** START OF Stored rows **

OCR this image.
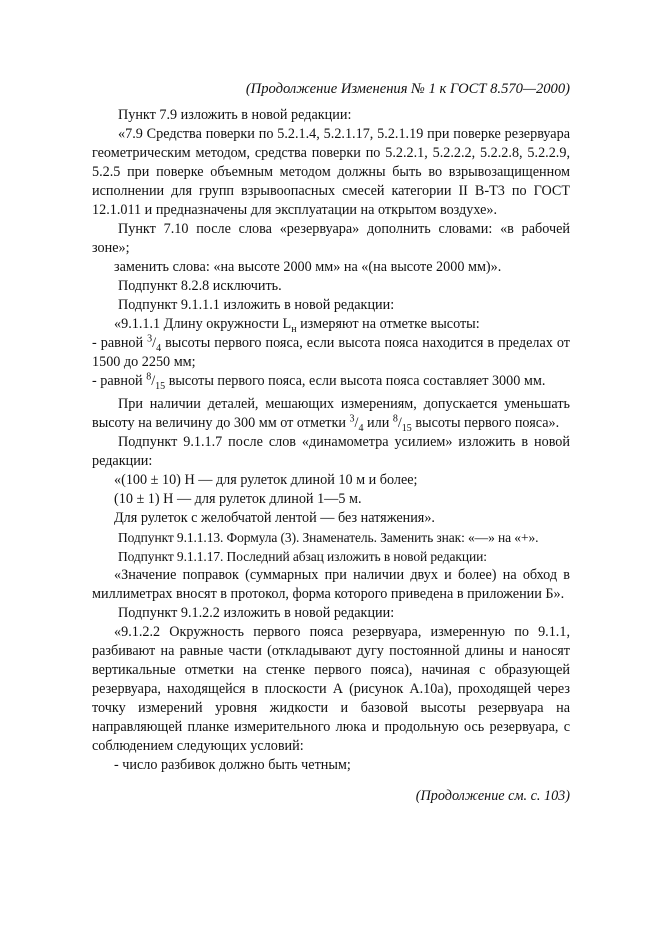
(Продолжение Изменения № 1 к ГОСТ 8.570—2000)

Пункт 7.9 изложить в новой редакции:

«7.9 Средства поверки по 5.2.1.4, 5.2.1.17, 5.2.1.19 при поверке резервуара геометрическим методом, средства поверки по 5.2.2.1, 5.2.2.2, 5.2.2.8, 5.2.2.9, 5.2.5 при поверке объемным методом должны быть во взрывозащищенном исполнении для групп взрывоопасных смесей категории II В-Т3 по ГОСТ 12.1.011 и предназначены для эксплуатации на открытом воздухе».

Пункт 7.10 после слова «резервуара» дополнить словами: «в рабочей зоне»;

заменить слова: «на высоте 2000 мм» на «(на высоте 2000 мм)».

Подпункт 8.2.8 исключить.

Подпункт 9.1.1.1 изложить в новой редакции:

«9.1.1.1 Длину окружности $L_н$ измеряют на отметке высоты:

- равной $^3/_4$ высоты первого пояса, если высота пояса находится в пределах от 1500 до 2250 мм;

- равной $^8/_{15}$ высоты первого пояса, если высота пояса составляет 3000 мм.

При наличии деталей, мешающих измерениям, допускается уменьшать высоту на величину до 300 мм от отметки $^3/_4$ или $^8/_{15}$ высоты первого пояса».

Подпункт 9.1.1.7 после слов «динамометра усилием» изложить в новой редакции:

«(100 ± 10) Н — для рулеток длиной 10 м и более;

(10 ± 1) Н — для рулеток длиной 1—5 м.

Для рулеток с желобчатой лентой — без натяжения».

Подпункт 9.1.1.13. Формула (3). Знаменатель. Заменить знак: «—» на «+».

Подпункт 9.1.1.17. Последний абзац изложить в новой редакции:

«Значение поправок (суммарных при наличии двух и более) на обход в миллиметрах вносят в протокол, форма которого приведена в приложении Б».

Подпункт 9.1.2.2 изложить в новой редакции:

«9.1.2.2 Окружность первого пояса резервуара, измеренную по 9.1.1, разбивают на равные части (откладывают дугу постоянной длины и наносят вертикальные отметки на стенке первого пояса), начиная с образующей резервуара, находящейся в плоскости А (рисунок А.10а), проходящей через точку измерений уровня жидкости и базовой высоты резервуара на направляющей планке измерительного люка и продольную ось резервуара, с соблюдением следующих условий:

- число разбивок должно быть четным;

(Продолжение см. с. 103)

** END OF Stored rows **

§ **Aim**: Reproduce the entries above word for word. Pictures stay out.

§ **Written response**:
OCR this image.
(Продолжение Изменения № 1 к ГОСТ 8.570—2000)

Пункт 7.9 изложить в новой редакции:

«7.9 Средства поверки по 5.2.1.4, 5.2.1.17, 5.2.1.19 при поверке резервуара геометрическим методом, средства поверки по 5.2.2.1, 5.2.2.2, 5.2.2.8, 5.2.2.9, 5.2.5 при поверке объемным методом должны быть во взрывозащищенном исполнении для групп взрывоопасных смесей категории II В-Т3 по ГОСТ 12.1.011 и предназначены для эксплуатации на открытом воздухе».

Пункт 7.10 после слова «резервуара» дополнить словами: «в рабочей зоне»;

заменить слова: «на высоте 2000 мм» на «(на высоте 2000 мм)».

Подпункт 8.2.8 исключить.

Подпункт 9.1.1.1 изложить в новой редакции:

«9.1.1.1 Длину окружности $L_н$ измеряют на отметке высоты:

- равной $^3/_4$ высоты первого пояса, если высота пояса находится в пределах от 1500 до 2250 мм;

- равной $^8/_{15}$ высоты первого пояса, если высота пояса составляет 3000 мм.

При наличии деталей, мешающих измерениям, допускается уменьшать высоту на величину до 300 мм от отметки $^3/_4$ или $^8/_{15}$ высоты первого пояса».

Подпункт 9.1.1.7 после слов «динамометра усилием» изложить в новой редакции:

«(100 ± 10) Н — для рулеток длиной 10 м и более;

(10 ± 1) Н — для рулеток длиной 1—5 м.

Для рулеток с желобчатой лентой — без натяжения».

Подпункт 9.1.1.13. Формула (3). Знаменатель. Заменить знак: «—» на «+».

Подпункт 9.1.1.17. Последний абзац изложить в новой редакции:

«Значение поправок (суммарных при наличии двух и более) на обход в миллиметрах вносят в протокол, форма которого приведена в приложении Б».

Подпункт 9.1.2.2 изложить в новой редакции:

«9.1.2.2 Окружность первого пояса резервуара, измеренную по 9.1.1, разбивают на равные части (откладывают дугу постоянной длины и наносят вертикальные отметки на стенке первого пояса), начиная с образующей резервуара, находящейся в плоскости А (рисунок А.10а), проходящей через точку измерений уровня жидкости и базовой высоты резервуара на направляющей планке измерительного люка и продольную ось резервуара, с соблюдением следующих условий:

- число разбивок должно быть четным;

(Продолжение см. с. 103)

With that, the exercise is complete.